*ASSIGNMENT*
Wherever the string "aller" appears in a line of the listing below, report that line.

● ● ● ●

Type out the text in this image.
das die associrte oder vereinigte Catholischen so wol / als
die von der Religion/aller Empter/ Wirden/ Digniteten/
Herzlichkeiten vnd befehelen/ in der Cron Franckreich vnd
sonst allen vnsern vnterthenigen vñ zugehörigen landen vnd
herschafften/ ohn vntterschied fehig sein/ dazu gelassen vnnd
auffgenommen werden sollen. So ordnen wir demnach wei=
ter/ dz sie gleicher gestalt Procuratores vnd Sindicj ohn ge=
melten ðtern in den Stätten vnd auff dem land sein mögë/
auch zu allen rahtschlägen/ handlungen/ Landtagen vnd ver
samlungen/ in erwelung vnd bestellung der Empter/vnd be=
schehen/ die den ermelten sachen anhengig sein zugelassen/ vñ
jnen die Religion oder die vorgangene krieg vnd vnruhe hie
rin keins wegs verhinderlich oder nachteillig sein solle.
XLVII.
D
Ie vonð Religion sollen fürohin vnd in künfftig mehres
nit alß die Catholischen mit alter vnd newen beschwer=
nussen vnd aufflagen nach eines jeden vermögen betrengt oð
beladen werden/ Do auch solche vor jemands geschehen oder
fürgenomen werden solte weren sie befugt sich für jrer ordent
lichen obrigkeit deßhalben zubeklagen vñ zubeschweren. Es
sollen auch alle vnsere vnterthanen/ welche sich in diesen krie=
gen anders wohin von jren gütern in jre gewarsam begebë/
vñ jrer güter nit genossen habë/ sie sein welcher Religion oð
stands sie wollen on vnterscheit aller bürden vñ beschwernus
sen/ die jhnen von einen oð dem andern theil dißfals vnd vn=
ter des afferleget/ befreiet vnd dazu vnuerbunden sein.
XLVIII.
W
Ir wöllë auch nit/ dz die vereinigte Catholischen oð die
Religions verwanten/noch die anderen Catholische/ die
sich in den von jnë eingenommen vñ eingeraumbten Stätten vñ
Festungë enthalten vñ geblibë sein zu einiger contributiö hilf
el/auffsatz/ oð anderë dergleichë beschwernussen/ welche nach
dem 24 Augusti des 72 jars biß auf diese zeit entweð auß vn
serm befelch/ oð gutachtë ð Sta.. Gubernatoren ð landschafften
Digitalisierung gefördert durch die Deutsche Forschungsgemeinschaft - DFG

● ● ● ●

*ANSWER TO THIS EXERCISE*
die von der Religion/aller Empter/ Wirden/ Digniteten/
stands sie wollen on vnterscheit aller bürden vñ beschwernus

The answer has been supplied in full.